[Extracted records]
- - -

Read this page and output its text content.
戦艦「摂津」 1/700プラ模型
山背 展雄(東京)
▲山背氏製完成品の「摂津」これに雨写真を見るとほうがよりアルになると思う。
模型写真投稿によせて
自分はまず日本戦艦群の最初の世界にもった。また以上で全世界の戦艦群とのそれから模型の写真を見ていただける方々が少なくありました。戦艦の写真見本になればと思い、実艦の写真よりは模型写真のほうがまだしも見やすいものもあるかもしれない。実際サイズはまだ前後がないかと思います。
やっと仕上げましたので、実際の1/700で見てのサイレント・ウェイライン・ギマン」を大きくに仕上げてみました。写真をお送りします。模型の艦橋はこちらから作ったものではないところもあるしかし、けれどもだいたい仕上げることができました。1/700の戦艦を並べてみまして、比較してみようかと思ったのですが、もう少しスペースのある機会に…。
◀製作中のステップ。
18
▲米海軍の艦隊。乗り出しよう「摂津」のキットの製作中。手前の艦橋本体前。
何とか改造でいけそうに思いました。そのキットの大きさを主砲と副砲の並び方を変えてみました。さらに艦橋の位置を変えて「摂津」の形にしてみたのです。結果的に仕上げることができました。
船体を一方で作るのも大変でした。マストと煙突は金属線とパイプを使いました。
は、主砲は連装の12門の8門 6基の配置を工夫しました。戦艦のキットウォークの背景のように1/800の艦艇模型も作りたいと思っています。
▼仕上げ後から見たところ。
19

- - -

* [WHAT THIS TASK INVOLVES]: Repeat every line of the records above exactly.

* [SOLVED EXERCISE]:
Read this page and output its text content.
戦艦「摂津」 1/700プラ模型
山背 展雄(東京)
▲山背氏製完成品の「摂津」これに雨写真を見るとほうがよりアルになると思う。
模型写真投稿によせて
自分はまず日本戦艦群の最初の世界にもった。また以上で全世界の戦艦群とのそれから模型の写真を見ていただける方々が少なくありました。戦艦の写真見本になればと思い、実艦の写真よりは模型写真のほうがまだしも見やすいものもあるかもしれない。実際サイズはまだ前後がないかと思います。
やっと仕上げましたので、実際の1/700で見てのサイレント・ウェイライン・ギマン」を大きくに仕上げてみました。写真をお送りします。模型の艦橋はこちらから作ったものではないところもあるしかし、けれどもだいたい仕上げることができました。1/700の戦艦を並べてみまして、比較してみようかと思ったのですが、もう少しスペースのある機会に…。
◀製作中のステップ。
18
▲米海軍の艦隊。乗り出しよう「摂津」のキットの製作中。手前の艦橋本体前。
何とか改造でいけそうに思いました。そのキットの大きさを主砲と副砲の並び方を変えてみました。さらに艦橋の位置を変えて「摂津」の形にしてみたのです。結果的に仕上げることができました。
船体を一方で作るのも大変でした。マストと煙突は金属線とパイプを使いました。
は、主砲は連装の12門の8門 6基の配置を工夫しました。戦艦のキットウォークの背景のように1/800の艦艇模型も作りたいと思っています。
▼仕上げ後から見たところ。
19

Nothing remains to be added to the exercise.